## Exercise materials
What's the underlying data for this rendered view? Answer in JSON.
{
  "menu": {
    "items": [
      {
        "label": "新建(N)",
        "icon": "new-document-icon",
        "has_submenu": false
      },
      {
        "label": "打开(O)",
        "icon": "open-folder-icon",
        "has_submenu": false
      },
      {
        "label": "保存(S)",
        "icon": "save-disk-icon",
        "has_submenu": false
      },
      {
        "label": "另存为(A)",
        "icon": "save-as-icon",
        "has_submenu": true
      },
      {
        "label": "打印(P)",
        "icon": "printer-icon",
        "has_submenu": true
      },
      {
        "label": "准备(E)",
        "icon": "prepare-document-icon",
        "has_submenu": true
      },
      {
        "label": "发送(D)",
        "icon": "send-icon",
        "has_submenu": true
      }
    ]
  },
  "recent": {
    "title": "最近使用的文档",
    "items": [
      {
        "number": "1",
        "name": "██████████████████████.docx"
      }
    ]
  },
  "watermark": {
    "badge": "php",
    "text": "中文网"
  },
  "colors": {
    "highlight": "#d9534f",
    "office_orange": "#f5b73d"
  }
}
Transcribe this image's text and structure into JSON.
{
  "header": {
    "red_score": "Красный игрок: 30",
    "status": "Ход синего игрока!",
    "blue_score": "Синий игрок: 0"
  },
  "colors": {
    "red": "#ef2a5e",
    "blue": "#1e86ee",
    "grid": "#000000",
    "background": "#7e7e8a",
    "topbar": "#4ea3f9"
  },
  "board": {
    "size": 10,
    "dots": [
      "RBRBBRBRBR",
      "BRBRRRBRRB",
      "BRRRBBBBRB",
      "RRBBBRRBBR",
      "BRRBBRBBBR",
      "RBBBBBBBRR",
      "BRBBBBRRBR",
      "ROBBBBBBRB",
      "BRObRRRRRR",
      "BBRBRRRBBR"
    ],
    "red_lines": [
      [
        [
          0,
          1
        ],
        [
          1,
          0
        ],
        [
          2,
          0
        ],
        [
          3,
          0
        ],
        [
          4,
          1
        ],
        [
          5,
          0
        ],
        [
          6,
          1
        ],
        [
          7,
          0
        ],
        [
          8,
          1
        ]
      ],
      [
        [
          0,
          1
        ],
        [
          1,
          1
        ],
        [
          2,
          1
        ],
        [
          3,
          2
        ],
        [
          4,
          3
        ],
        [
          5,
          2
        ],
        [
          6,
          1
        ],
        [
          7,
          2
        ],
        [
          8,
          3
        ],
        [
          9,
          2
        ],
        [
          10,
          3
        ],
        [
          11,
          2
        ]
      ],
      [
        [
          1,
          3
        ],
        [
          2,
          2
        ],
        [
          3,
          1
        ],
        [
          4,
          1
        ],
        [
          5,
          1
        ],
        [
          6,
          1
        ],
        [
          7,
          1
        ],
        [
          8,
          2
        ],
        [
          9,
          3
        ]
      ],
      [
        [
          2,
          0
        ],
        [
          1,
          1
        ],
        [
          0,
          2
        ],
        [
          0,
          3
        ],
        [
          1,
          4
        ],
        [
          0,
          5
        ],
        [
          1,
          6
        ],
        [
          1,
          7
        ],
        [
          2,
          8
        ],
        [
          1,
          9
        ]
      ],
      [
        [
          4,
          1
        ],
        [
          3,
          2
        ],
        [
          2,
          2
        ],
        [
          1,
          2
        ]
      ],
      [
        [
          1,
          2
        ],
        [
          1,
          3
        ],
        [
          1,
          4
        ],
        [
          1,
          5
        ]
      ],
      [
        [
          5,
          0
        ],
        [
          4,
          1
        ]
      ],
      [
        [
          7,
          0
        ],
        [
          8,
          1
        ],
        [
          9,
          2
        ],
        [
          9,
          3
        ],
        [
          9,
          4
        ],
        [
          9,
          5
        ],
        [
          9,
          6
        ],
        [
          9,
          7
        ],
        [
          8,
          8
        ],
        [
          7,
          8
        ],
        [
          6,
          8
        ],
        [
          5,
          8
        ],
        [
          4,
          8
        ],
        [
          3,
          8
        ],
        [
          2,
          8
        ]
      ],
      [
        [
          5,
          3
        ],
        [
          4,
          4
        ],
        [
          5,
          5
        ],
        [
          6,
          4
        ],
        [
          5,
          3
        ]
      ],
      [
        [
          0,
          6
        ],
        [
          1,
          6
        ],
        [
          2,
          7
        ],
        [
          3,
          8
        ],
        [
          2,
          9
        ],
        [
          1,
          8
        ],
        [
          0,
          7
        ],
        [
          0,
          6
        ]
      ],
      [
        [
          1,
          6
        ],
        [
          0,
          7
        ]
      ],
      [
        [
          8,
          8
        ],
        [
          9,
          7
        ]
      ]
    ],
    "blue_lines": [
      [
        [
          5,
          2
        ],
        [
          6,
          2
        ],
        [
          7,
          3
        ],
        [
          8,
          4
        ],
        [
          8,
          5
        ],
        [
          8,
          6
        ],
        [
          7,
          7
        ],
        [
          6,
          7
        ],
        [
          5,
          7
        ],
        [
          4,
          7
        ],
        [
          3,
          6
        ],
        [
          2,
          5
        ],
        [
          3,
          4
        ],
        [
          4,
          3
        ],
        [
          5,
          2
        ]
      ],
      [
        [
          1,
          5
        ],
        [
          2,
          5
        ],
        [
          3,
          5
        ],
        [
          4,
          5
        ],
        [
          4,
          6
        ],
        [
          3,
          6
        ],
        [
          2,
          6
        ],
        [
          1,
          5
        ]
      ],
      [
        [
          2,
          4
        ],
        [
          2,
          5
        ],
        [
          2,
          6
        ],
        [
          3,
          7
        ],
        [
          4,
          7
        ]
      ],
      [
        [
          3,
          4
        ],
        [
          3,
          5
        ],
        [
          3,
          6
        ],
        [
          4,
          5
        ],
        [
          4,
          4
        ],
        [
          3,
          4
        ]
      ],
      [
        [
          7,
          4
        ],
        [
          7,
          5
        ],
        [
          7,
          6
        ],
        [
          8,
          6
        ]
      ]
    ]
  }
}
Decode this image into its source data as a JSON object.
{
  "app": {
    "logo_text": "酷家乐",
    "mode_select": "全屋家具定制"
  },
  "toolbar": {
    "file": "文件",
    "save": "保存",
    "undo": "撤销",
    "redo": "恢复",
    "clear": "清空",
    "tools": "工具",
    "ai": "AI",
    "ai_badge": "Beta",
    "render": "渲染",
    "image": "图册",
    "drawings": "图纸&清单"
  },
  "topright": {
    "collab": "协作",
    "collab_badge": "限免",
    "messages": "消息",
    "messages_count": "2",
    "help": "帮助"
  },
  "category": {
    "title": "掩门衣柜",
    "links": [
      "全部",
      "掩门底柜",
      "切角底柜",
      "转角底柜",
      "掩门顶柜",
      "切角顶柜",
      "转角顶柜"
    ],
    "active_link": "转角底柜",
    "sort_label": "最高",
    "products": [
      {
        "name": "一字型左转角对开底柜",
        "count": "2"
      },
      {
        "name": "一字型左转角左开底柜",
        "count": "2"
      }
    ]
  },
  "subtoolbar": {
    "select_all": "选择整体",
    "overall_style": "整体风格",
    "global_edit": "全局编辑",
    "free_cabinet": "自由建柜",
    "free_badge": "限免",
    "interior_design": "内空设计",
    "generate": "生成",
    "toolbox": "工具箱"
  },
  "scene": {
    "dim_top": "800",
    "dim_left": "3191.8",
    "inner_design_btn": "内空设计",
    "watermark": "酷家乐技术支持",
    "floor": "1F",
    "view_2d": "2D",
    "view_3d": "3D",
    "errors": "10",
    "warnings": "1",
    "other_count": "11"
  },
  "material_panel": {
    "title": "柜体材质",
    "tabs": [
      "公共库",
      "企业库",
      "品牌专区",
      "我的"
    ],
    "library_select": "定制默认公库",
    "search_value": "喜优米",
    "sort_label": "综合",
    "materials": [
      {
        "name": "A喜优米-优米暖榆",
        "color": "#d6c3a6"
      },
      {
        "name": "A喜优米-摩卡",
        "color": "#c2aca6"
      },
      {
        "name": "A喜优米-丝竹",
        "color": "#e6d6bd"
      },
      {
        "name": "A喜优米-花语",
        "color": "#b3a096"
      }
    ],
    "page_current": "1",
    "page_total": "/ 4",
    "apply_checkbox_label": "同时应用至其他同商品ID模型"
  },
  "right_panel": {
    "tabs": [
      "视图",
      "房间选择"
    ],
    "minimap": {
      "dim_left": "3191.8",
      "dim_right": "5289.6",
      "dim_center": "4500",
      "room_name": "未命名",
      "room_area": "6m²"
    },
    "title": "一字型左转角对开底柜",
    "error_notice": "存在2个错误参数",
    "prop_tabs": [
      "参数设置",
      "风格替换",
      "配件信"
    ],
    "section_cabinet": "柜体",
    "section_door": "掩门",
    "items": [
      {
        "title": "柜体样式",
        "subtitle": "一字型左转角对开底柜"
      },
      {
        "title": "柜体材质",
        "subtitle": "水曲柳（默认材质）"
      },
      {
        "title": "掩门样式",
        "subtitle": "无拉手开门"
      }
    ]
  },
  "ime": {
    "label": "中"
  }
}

## To be done
Where a line in the entries holds the word "image", copy that line.

## Exercise response
Transcribe this image's text and structure into JSON.
Decode this image into its source data as a JSON object.
    "image": "图册",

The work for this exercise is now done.